- _INSTRUCTION_:
Here are records with pictures in them. Copy all of them exactly and leave the pictures out.

-- START DATA SHOWN --

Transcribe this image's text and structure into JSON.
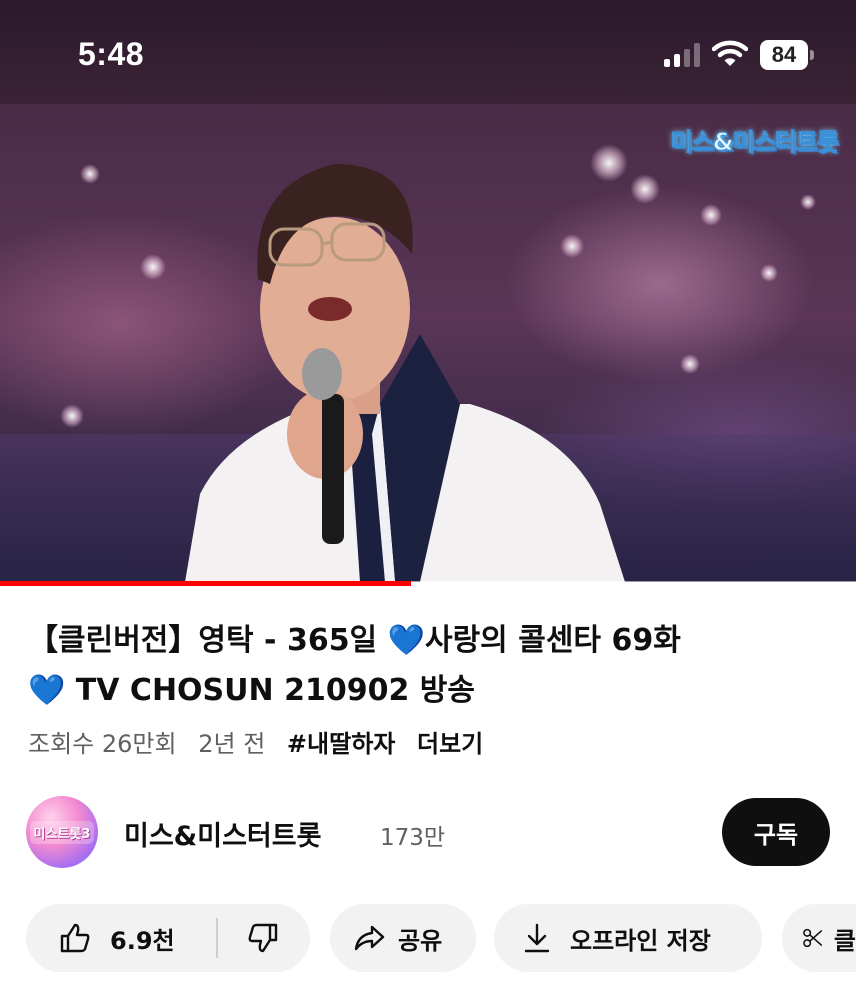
{
  "status_bar": {
    "time": "5:48",
    "battery": "84",
    "signal_icon": "cellular-signal-icon",
    "wifi_icon": "wifi-icon"
  },
  "video": {
    "show_logo": "미스&미스터트롯",
    "progress": 0.48,
    "accent_color": "#ff0000"
  },
  "title": {
    "part1": "【클린버전】영탁 - 365일 ",
    "heart1": "💙",
    "part2": "사랑의 콜센타 69화",
    "heart2": "💙",
    "part3": " TV CHOSUN 210902 방송"
  },
  "meta": {
    "views": "조회수 26만회",
    "age": "2년 전",
    "hashtag": "#내딸하자",
    "more": "더보기"
  },
  "channel": {
    "avatar_text": "미스트롯3",
    "name": "미스&미스터트롯",
    "subscribers": "173만",
    "subscribe_label": "구독"
  },
  "actions": {
    "like_count": "6.9천",
    "share_label": "공유",
    "download_label": "오프라인 저장",
    "clip_label": "클"
  }
}
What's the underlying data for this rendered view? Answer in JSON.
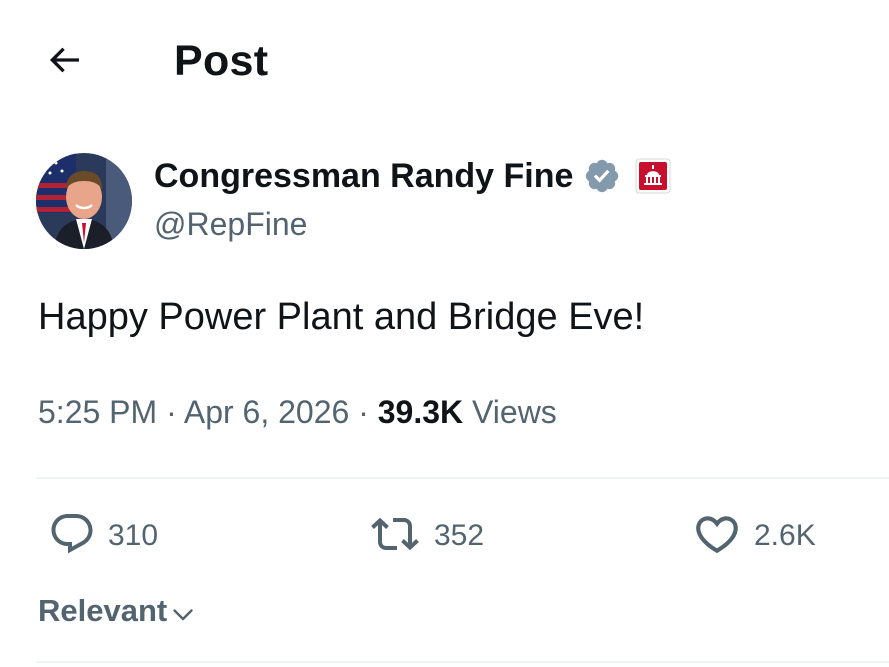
{
  "header": {
    "title": "Post",
    "back_icon": "arrow-left-icon"
  },
  "author": {
    "display_name": "Congressman Randy Fine",
    "handle": "@RepFine",
    "verified_icon": "verified-badge-icon",
    "verified_color": "#829aab",
    "affiliation_icon": "capitol-affiliation-badge-icon",
    "affiliation_color": "#c8102e"
  },
  "tweet": {
    "text": "Happy Power Plant and Bridge Eve!",
    "time": "5:25 PM",
    "separator": "·",
    "date": "Apr 6, 2026",
    "views_count": "39.3K",
    "views_label": "Views"
  },
  "actions": {
    "reply": {
      "icon": "reply-bubble-icon",
      "count": "310"
    },
    "repost": {
      "icon": "repost-icon",
      "count": "352"
    },
    "like": {
      "icon": "heart-icon",
      "count": "2.6K"
    }
  },
  "replies_sort": {
    "label": "Relevant",
    "icon": "chevron-down-icon"
  },
  "colors": {
    "text_primary": "#0f1419",
    "text_secondary": "#536471",
    "divider": "#eff3f4"
  }
}
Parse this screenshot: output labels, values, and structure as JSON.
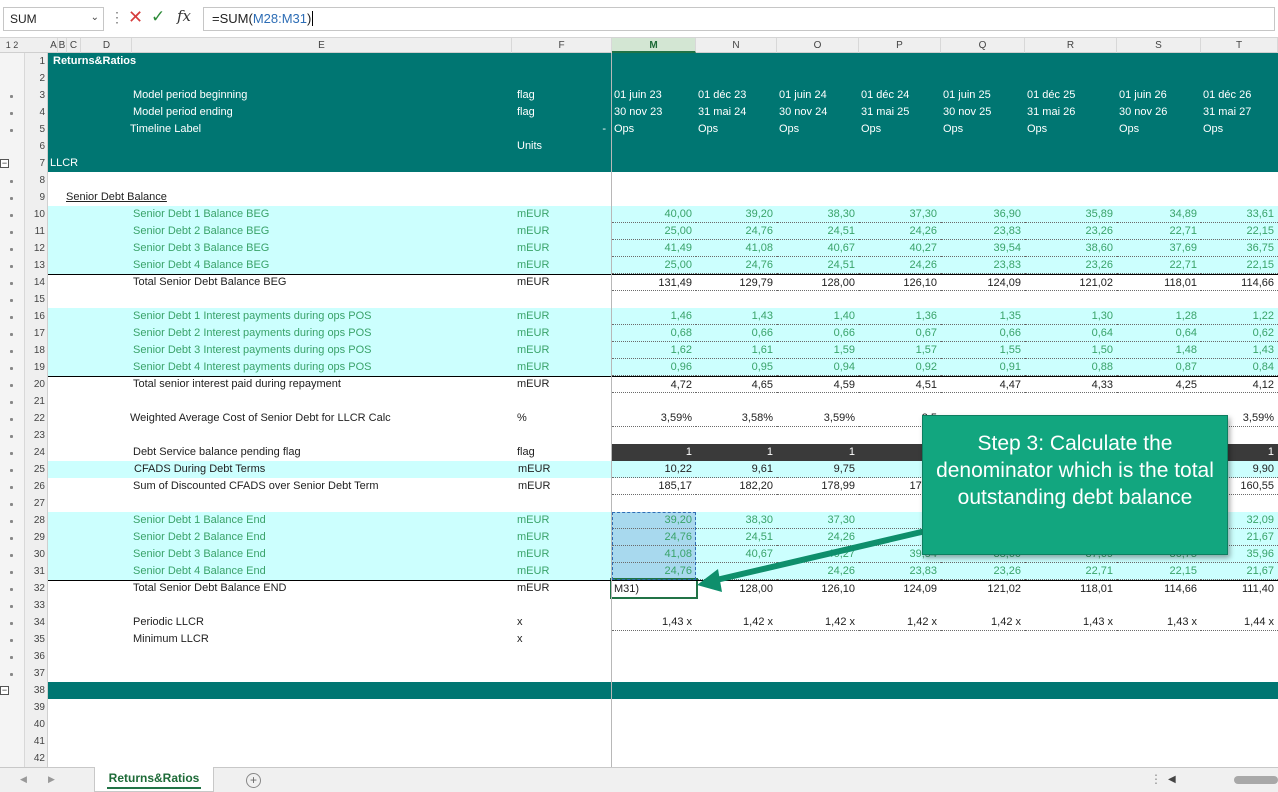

-- END DATA SHOWN --

- _RESPONSE_:
Transcribe this image's text and structure into JSON.
{
  "status_bar": {
    "time": "5:48",
    "battery": "84",
    "signal_icon": "cellular-signal-icon",
    "wifi_icon": "wifi-icon"
  },
  "video": {
    "show_logo": "미스&미스터트롯",
    "progress": 0.48,
    "accent_color": "#ff0000"
  },
  "title": {
    "part1": "【클린버전】영탁 - 365일 ",
    "heart1": "💙",
    "part2": "사랑의 콜센타 69화",
    "heart2": "💙",
    "part3": " TV CHOSUN 210902 방송"
  },
  "meta": {
    "views": "조회수 26만회",
    "age": "2년 전",
    "hashtag": "#내딸하자",
    "more": "더보기"
  },
  "channel": {
    "avatar_text": "미스트롯3",
    "name": "미스&미스터트롯",
    "subscribers": "173만",
    "subscribe_label": "구독"
  },
  "actions": {
    "like_count": "6.9천",
    "share_label": "공유",
    "download_label": "오프라인 저장",
    "clip_label": "클"
  }
}
What's the underlying data for this rendered view? Answer in JSON.
{
  "header": {
    "title": "Post",
    "back_icon": "arrow-left-icon"
  },
  "author": {
    "display_name": "Congressman Randy Fine",
    "handle": "@RepFine",
    "verified_icon": "verified-badge-icon",
    "verified_color": "#829aab",
    "affiliation_icon": "capitol-affiliation-badge-icon",
    "affiliation_color": "#c8102e"
  },
  "tweet": {
    "text": "Happy Power Plant and Bridge Eve!",
    "time": "5:25 PM",
    "separator": "·",
    "date": "Apr 6, 2026",
    "views_count": "39.3K",
    "views_label": "Views"
  },
  "actions": {
    "reply": {
      "icon": "reply-bubble-icon",
      "count": "310"
    },
    "repost": {
      "icon": "repost-icon",
      "count": "352"
    },
    "like": {
      "icon": "heart-icon",
      "count": "2.6K"
    }
  },
  "replies_sort": {
    "label": "Relevant",
    "icon": "chevron-down-icon"
  },
  "colors": {
    "text_primary": "#0f1419",
    "text_secondary": "#536471",
    "divider": "#eff3f4"
  }
}
Parse this screenshot: output labels, values, and structure as JSON.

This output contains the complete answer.